Copy out all lines that hold "xlabel".

* start Provided material *

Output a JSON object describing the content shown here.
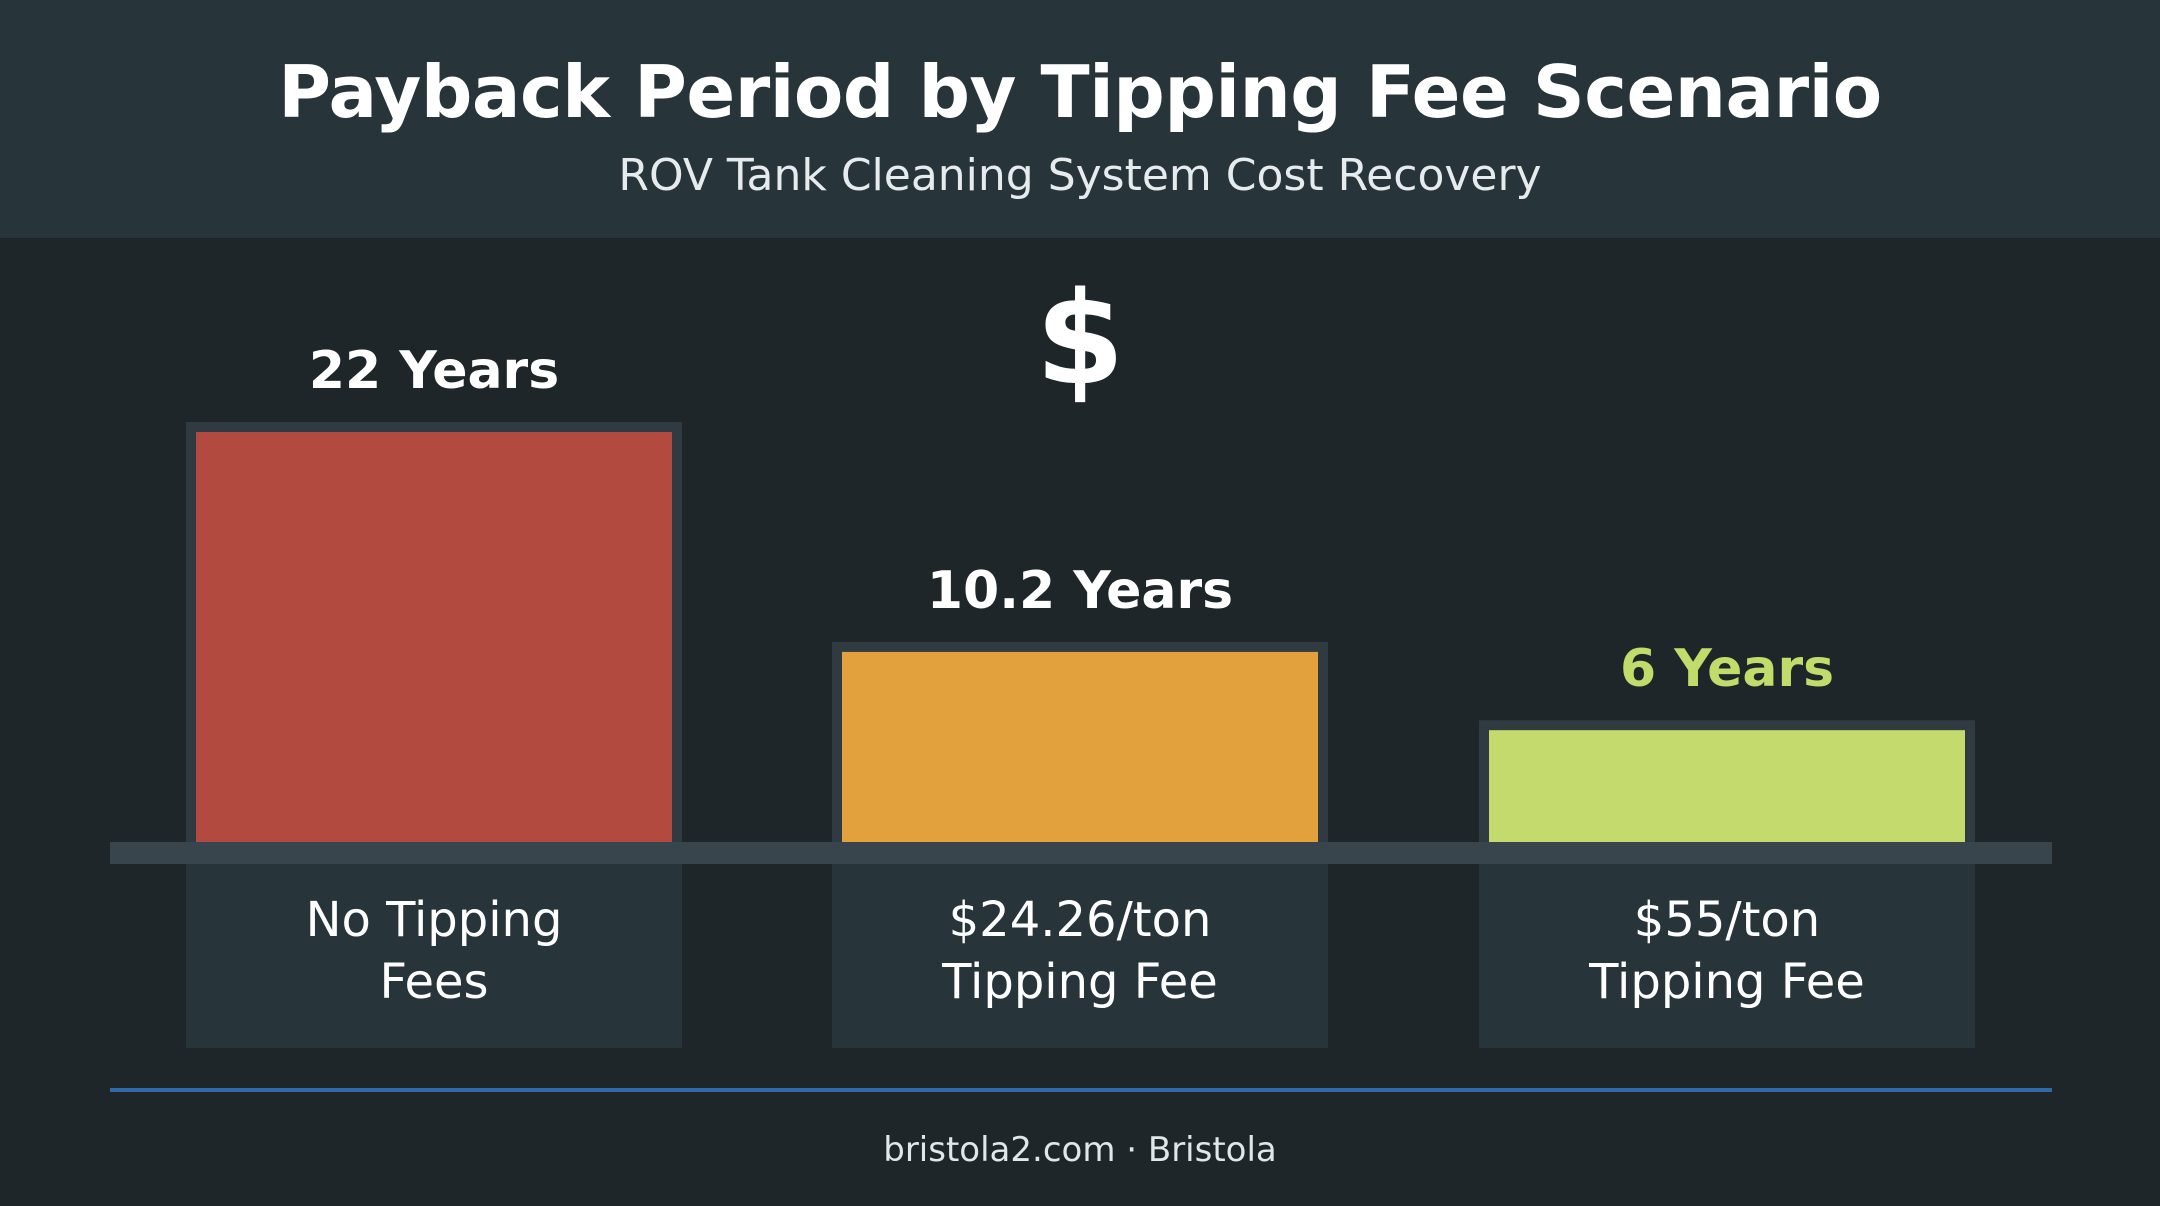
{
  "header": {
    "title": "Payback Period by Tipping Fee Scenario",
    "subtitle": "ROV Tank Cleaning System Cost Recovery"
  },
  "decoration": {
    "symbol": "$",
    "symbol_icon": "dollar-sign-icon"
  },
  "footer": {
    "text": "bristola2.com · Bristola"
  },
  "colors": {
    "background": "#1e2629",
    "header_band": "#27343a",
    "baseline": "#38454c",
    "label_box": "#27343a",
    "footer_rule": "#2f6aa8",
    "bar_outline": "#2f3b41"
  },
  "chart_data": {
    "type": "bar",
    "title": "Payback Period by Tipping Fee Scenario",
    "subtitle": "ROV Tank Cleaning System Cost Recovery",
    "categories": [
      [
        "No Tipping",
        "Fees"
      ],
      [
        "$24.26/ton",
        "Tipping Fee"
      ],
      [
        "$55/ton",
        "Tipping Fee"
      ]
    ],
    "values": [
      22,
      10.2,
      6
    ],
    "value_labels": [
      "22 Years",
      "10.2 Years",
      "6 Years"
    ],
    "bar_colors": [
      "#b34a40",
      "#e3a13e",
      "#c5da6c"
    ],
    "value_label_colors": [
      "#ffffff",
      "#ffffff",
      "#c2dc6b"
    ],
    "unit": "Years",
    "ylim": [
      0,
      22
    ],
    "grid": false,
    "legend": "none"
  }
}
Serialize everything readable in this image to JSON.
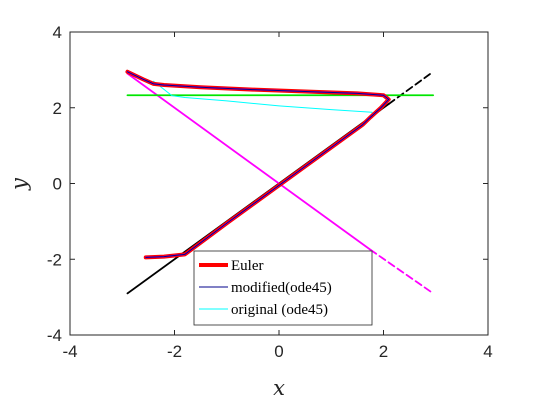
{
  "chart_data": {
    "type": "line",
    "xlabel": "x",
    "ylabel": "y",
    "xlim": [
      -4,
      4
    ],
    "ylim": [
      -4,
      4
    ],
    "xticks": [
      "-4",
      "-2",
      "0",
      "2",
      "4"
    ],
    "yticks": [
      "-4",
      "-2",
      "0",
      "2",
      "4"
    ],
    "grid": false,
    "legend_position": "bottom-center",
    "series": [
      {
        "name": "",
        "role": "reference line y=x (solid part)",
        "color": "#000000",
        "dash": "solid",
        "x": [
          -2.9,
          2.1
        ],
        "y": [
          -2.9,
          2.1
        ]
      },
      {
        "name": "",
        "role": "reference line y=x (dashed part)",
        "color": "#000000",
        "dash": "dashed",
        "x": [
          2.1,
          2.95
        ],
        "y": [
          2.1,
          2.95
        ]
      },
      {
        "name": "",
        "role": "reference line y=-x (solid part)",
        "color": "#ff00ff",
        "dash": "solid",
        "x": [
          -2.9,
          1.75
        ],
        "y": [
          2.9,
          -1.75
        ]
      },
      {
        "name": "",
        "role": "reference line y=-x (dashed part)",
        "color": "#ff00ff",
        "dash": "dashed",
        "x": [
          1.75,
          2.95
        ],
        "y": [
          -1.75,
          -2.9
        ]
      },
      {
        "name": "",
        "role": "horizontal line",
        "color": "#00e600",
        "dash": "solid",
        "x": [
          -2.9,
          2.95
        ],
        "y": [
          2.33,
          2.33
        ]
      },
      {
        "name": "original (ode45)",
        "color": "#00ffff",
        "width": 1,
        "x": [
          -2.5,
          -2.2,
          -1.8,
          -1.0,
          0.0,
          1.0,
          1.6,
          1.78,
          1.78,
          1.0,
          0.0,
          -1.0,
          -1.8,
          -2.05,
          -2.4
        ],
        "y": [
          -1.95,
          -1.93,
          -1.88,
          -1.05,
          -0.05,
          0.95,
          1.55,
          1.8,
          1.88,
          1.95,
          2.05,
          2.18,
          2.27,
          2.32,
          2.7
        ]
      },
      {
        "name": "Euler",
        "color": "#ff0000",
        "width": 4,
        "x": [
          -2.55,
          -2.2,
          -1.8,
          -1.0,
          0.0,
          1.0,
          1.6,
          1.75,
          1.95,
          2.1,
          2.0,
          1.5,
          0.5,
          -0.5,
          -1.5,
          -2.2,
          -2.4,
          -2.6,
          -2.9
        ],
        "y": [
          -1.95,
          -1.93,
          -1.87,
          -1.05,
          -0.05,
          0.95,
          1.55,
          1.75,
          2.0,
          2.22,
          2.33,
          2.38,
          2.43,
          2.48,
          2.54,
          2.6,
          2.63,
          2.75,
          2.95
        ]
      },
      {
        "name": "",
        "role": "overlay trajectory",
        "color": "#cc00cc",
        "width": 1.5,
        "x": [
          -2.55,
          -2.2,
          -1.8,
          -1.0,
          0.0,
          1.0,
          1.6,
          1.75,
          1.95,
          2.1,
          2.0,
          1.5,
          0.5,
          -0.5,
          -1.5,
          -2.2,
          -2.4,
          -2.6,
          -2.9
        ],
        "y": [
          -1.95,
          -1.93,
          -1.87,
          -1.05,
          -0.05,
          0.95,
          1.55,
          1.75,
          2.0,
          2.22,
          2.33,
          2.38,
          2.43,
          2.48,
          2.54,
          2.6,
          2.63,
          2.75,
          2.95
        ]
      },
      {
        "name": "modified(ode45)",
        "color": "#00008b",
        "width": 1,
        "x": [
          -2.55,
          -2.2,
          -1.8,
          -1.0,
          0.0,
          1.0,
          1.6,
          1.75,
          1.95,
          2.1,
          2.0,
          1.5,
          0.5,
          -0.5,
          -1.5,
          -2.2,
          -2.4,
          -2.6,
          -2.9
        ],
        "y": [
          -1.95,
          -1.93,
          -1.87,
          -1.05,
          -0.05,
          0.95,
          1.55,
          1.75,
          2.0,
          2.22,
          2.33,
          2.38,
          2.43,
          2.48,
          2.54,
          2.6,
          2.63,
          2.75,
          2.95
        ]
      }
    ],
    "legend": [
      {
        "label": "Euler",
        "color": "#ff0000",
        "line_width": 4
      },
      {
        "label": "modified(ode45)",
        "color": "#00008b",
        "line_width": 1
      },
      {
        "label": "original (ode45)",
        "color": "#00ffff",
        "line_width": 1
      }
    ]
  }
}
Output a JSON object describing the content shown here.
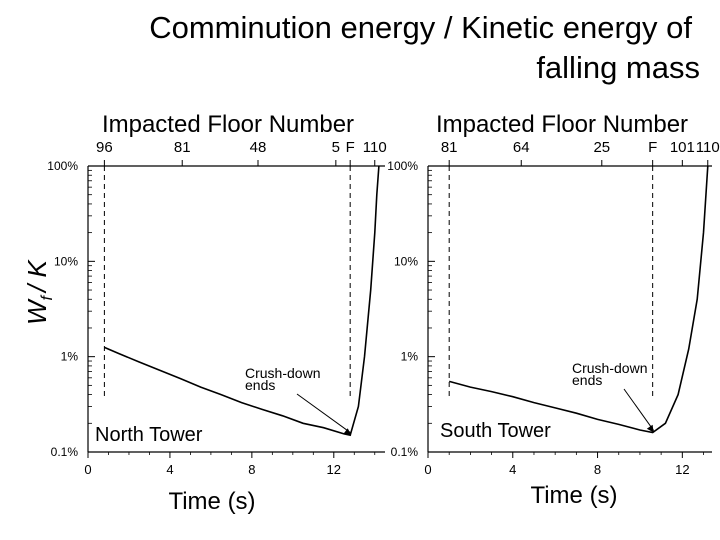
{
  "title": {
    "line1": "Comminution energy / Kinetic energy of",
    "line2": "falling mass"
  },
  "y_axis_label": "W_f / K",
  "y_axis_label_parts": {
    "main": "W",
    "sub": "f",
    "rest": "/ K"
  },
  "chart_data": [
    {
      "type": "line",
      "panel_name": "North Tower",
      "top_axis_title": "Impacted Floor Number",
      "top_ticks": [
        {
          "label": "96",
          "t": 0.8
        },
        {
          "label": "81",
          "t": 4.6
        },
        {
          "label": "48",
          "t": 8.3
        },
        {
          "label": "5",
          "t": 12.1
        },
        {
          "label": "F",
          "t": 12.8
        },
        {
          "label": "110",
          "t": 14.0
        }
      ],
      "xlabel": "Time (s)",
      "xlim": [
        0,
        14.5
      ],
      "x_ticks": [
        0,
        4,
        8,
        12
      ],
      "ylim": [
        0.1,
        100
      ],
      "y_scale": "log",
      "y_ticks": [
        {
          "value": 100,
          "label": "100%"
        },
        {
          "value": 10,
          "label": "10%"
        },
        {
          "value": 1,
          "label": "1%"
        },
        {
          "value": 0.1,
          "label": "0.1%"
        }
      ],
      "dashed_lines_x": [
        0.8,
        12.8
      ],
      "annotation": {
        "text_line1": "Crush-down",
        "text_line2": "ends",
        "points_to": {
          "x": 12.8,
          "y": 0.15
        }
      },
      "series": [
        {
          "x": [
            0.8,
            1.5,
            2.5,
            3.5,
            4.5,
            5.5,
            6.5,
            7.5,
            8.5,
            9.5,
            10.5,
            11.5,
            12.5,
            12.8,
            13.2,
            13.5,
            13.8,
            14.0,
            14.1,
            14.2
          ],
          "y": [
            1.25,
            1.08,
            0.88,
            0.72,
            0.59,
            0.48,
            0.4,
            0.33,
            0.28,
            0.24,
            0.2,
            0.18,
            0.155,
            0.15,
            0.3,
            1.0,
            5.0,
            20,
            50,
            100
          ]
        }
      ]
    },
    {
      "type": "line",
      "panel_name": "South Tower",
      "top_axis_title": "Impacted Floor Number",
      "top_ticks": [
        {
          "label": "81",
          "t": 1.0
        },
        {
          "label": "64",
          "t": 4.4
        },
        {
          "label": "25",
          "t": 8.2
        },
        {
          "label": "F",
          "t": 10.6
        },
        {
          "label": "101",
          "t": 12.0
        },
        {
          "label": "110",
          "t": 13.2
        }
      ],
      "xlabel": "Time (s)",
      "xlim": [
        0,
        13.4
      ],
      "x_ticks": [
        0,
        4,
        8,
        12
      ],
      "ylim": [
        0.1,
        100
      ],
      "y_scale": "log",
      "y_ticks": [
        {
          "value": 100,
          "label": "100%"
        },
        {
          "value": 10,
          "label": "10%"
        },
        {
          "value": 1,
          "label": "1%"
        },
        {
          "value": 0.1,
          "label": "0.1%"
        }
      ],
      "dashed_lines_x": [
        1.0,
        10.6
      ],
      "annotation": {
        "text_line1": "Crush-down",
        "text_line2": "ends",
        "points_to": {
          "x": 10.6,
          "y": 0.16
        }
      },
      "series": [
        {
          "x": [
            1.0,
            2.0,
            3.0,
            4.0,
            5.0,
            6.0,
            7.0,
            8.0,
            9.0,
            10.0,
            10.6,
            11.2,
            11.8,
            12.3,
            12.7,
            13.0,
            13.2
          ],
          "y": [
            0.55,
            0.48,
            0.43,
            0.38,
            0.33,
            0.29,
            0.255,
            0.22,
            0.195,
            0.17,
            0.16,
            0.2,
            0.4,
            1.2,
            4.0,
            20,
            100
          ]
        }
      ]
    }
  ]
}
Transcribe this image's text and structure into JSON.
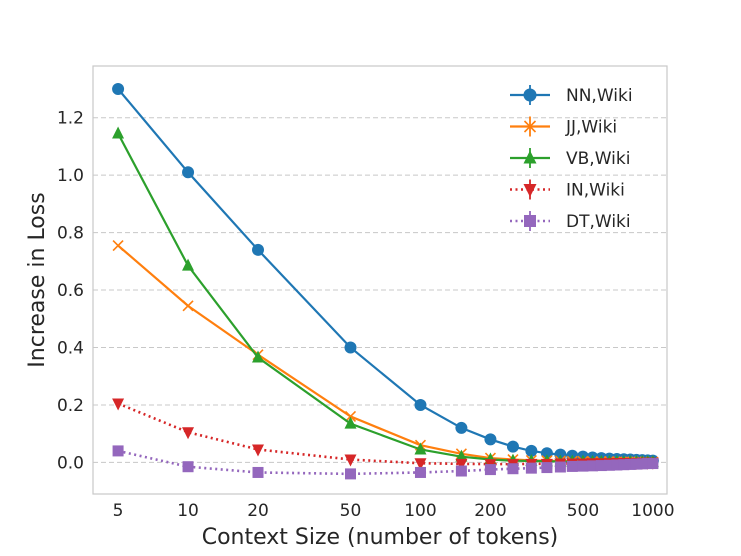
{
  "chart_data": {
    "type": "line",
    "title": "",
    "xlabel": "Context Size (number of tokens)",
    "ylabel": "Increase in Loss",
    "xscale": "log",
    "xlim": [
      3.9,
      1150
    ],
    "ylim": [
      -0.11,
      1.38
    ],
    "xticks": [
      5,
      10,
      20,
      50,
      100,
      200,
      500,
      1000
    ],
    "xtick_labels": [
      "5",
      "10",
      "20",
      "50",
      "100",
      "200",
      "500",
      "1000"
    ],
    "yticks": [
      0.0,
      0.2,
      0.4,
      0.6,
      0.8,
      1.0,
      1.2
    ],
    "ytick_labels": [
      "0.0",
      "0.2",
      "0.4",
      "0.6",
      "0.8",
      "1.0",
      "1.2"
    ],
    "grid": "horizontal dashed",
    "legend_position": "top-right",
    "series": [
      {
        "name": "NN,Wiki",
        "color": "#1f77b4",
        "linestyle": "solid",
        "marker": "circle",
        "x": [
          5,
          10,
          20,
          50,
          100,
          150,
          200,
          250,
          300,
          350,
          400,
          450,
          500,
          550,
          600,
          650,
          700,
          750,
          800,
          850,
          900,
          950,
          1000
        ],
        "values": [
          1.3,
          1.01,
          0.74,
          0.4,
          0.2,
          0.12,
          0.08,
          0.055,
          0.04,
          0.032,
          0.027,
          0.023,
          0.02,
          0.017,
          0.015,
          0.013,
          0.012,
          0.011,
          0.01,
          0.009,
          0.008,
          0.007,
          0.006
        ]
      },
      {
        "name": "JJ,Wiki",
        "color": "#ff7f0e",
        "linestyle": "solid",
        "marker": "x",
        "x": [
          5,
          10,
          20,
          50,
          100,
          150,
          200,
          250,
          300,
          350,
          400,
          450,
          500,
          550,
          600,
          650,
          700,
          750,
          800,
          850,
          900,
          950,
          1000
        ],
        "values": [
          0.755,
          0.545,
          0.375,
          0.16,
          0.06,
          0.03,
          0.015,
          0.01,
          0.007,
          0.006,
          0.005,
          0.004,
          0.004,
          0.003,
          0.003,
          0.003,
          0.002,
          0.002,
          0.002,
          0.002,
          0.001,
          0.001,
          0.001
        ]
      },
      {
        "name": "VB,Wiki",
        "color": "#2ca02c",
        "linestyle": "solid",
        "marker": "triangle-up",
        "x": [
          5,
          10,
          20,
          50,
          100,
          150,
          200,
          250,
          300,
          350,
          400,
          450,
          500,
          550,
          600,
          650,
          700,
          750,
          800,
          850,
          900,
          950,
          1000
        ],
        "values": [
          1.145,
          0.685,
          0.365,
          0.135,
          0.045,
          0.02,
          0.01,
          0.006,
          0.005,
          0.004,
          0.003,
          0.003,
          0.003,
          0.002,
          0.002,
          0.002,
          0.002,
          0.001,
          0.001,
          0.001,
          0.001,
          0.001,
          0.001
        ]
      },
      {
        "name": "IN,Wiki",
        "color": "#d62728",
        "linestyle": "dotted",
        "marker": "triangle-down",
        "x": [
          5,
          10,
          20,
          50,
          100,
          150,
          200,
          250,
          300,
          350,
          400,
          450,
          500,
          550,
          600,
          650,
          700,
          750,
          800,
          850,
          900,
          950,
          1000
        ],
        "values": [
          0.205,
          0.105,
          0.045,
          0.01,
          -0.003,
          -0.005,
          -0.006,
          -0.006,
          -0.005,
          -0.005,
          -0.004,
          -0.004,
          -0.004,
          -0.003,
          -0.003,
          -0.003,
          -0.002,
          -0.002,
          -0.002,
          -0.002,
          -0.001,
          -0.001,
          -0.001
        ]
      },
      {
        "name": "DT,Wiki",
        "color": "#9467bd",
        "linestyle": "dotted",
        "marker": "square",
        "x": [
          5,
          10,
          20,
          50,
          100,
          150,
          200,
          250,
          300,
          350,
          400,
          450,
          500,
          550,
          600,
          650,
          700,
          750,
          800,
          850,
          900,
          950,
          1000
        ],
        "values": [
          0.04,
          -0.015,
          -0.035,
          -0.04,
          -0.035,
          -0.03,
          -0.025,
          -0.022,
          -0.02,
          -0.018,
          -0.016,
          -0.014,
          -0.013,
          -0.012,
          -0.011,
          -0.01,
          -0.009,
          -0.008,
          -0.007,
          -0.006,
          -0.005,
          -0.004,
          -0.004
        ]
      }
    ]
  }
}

* end Provided material *

> _Solution for this problem_
    "xlabel": "x",
      "xlabel": "Time (s)",
      "xlabel": "Time (s)",
    "xlabel": "Context Size (number of tokens)",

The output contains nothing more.